= Problem statement =
The records below must be written out exactly, with every picture left behind.

[Raw records]
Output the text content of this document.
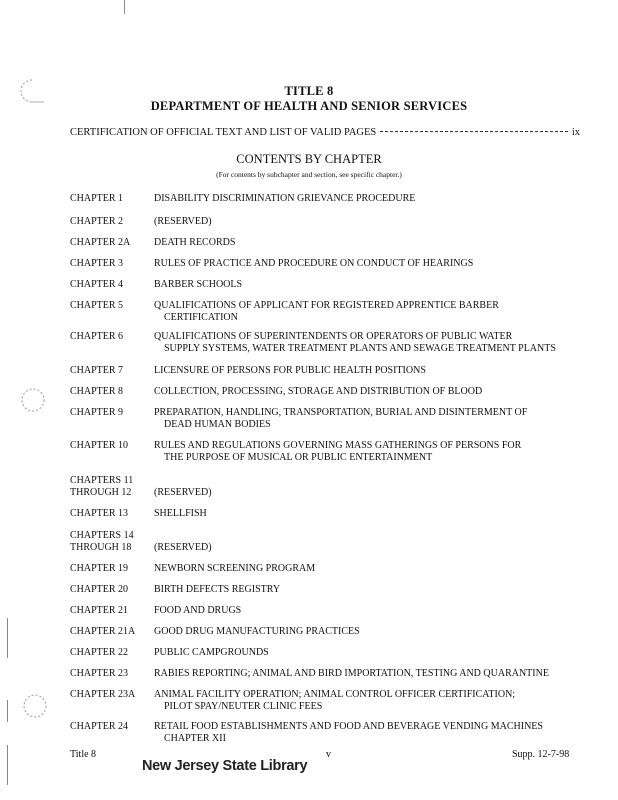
TITLE 8
DEPARTMENT OF HEALTH AND SENIOR SERVICES
CERTIFICATION OF OFFICIAL TEXT AND LIST OF VALID PAGES	ix
CONTENTS BY CHAPTER
(For contents by subchapter and section, see specific chapter.)
CHAPTER 1	DISABILITY DISCRIMINATION GRIEVANCE PROCEDURE
CHAPTER 2	(RESERVED)
CHAPTER 2A	DEATH RECORDS
CHAPTER 3	RULES OF PRACTICE AND PROCEDURE ON CONDUCT OF HEARINGS
CHAPTER 4	BARBER SCHOOLS
CHAPTER 5	QUALIFICATIONS OF APPLICANT FOR REGISTERED APPRENTICE BARBER
CERTIFICATION
CHAPTER 6	QUALIFICATIONS OF SUPERINTENDENTS OR OPERATORS OF PUBLIC WATER
SUPPLY SYSTEMS, WATER TREATMENT PLANTS AND SEWAGE TREATMENT PLANTS
CHAPTER 7	LICENSURE OF PERSONS FOR PUBLIC HEALTH POSITIONS
CHAPTER 8	COLLECTION, PROCESSING, STORAGE AND DISTRIBUTION OF BLOOD
CHAPTER 9	PREPARATION, HANDLING, TRANSPORTATION, BURIAL AND DISINTERMENT OF
DEAD HUMAN BODIES
CHAPTER 10	RULES AND REGULATIONS GOVERNING MASS GATHERINGS OF PERSONS FOR
THE PURPOSE OF MUSICAL OR PUBLIC ENTERTAINMENT
CHAPTERS 11
THROUGH 12	(RESERVED)
CHAPTER 13	SHELLFISH
CHAPTERS 14
THROUGH 18	(RESERVED)
CHAPTER 19	NEWBORN SCREENING PROGRAM
CHAPTER 20	BIRTH DEFECTS REGISTRY
CHAPTER 21	FOOD AND DRUGS
CHAPTER 21A	GOOD DRUG MANUFACTURING PRACTICES
CHAPTER 22	PUBLIC CAMPGROUNDS
CHAPTER 23	RABIES REPORTING; ANIMAL AND BIRD IMPORTATION, TESTING AND QUARANTINE
CHAPTER 23A	ANIMAL FACILITY OPERATION; ANIMAL CONTROL OFFICER CERTIFICATION;
PILOT SPAY/NEUTER CLINIC FEES
CHAPTER 24	RETAIL FOOD ESTABLISHMENTS AND FOOD AND BEVERAGE VENDING MACHINES
CHAPTER XII
Title 8	v	Supp. 12-7-98
New Jersey State Library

= Exercise solution =
Output the text content of this document.
TITLE 8
DEPARTMENT OF HEALTH AND SENIOR SERVICES
CERTIFICATION OF OFFICIAL TEXT AND LIST OF VALID PAGES	ix
CONTENTS BY CHAPTER
(For contents by subchapter and section, see specific chapter.)
CHAPTER 1	DISABILITY DISCRIMINATION GRIEVANCE PROCEDURE
CHAPTER 2	(RESERVED)
CHAPTER 2A	DEATH RECORDS
CHAPTER 3	RULES OF PRACTICE AND PROCEDURE ON CONDUCT OF HEARINGS
CHAPTER 4	BARBER SCHOOLS
CHAPTER 5	QUALIFICATIONS OF APPLICANT FOR REGISTERED APPRENTICE BARBER
CERTIFICATION
CHAPTER 6	QUALIFICATIONS OF SUPERINTENDENTS OR OPERATORS OF PUBLIC WATER
SUPPLY SYSTEMS, WATER TREATMENT PLANTS AND SEWAGE TREATMENT PLANTS
CHAPTER 7	LICENSURE OF PERSONS FOR PUBLIC HEALTH POSITIONS
CHAPTER 8	COLLECTION, PROCESSING, STORAGE AND DISTRIBUTION OF BLOOD
CHAPTER 9	PREPARATION, HANDLING, TRANSPORTATION, BURIAL AND DISINTERMENT OF
DEAD HUMAN BODIES
CHAPTER 10	RULES AND REGULATIONS GOVERNING MASS GATHERINGS OF PERSONS FOR
THE PURPOSE OF MUSICAL OR PUBLIC ENTERTAINMENT
CHAPTERS 11
THROUGH 12	(RESERVED)
CHAPTER 13	SHELLFISH
CHAPTERS 14
THROUGH 18	(RESERVED)
CHAPTER 19	NEWBORN SCREENING PROGRAM
CHAPTER 20	BIRTH DEFECTS REGISTRY
CHAPTER 21	FOOD AND DRUGS
CHAPTER 21A	GOOD DRUG MANUFACTURING PRACTICES
CHAPTER 22	PUBLIC CAMPGROUNDS
CHAPTER 23	RABIES REPORTING; ANIMAL AND BIRD IMPORTATION, TESTING AND QUARANTINE
CHAPTER 23A	ANIMAL FACILITY OPERATION; ANIMAL CONTROL OFFICER CERTIFICATION;
PILOT SPAY/NEUTER CLINIC FEES
CHAPTER 24	RETAIL FOOD ESTABLISHMENTS AND FOOD AND BEVERAGE VENDING MACHINES
CHAPTER XII
Title 8	v	Supp. 12-7-98
New Jersey State Library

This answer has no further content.